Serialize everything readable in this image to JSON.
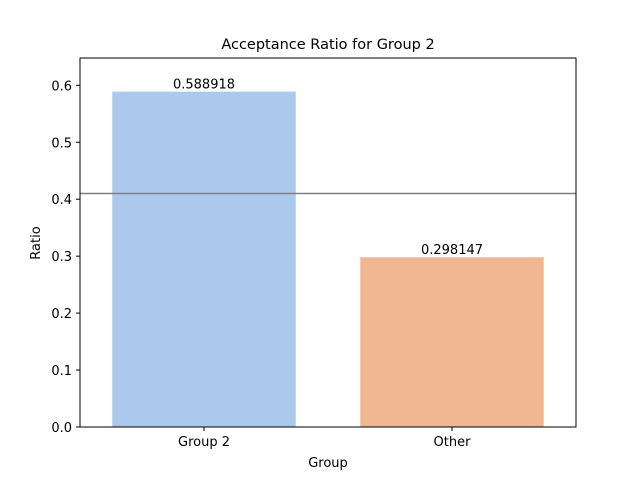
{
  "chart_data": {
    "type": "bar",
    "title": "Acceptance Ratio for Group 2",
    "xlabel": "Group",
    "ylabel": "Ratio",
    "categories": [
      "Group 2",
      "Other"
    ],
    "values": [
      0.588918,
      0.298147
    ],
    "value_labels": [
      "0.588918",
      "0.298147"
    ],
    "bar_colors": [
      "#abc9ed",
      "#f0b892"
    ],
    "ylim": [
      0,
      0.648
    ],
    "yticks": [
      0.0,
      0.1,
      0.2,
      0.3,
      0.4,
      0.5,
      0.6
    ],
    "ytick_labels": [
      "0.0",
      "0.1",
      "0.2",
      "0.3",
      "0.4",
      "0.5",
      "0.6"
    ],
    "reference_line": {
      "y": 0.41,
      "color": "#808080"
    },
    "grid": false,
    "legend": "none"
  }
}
•••
**WRITTEN TASK**
Copy the records above exactly, omitting every picture.

**THE COMPLETED TASK**
Serialize everything readable in this image to JSON.
{
  "chart_data": {
    "type": "bar",
    "title": "Acceptance Ratio for Group 2",
    "xlabel": "Group",
    "ylabel": "Ratio",
    "categories": [
      "Group 2",
      "Other"
    ],
    "values": [
      0.588918,
      0.298147
    ],
    "value_labels": [
      "0.588918",
      "0.298147"
    ],
    "bar_colors": [
      "#abc9ed",
      "#f0b892"
    ],
    "ylim": [
      0,
      0.648
    ],
    "yticks": [
      0.0,
      0.1,
      0.2,
      0.3,
      0.4,
      0.5,
      0.6
    ],
    "ytick_labels": [
      "0.0",
      "0.1",
      "0.2",
      "0.3",
      "0.4",
      "0.5",
      "0.6"
    ],
    "reference_line": {
      "y": 0.41,
      "color": "#808080"
    },
    "grid": false,
    "legend": "none"
  }
}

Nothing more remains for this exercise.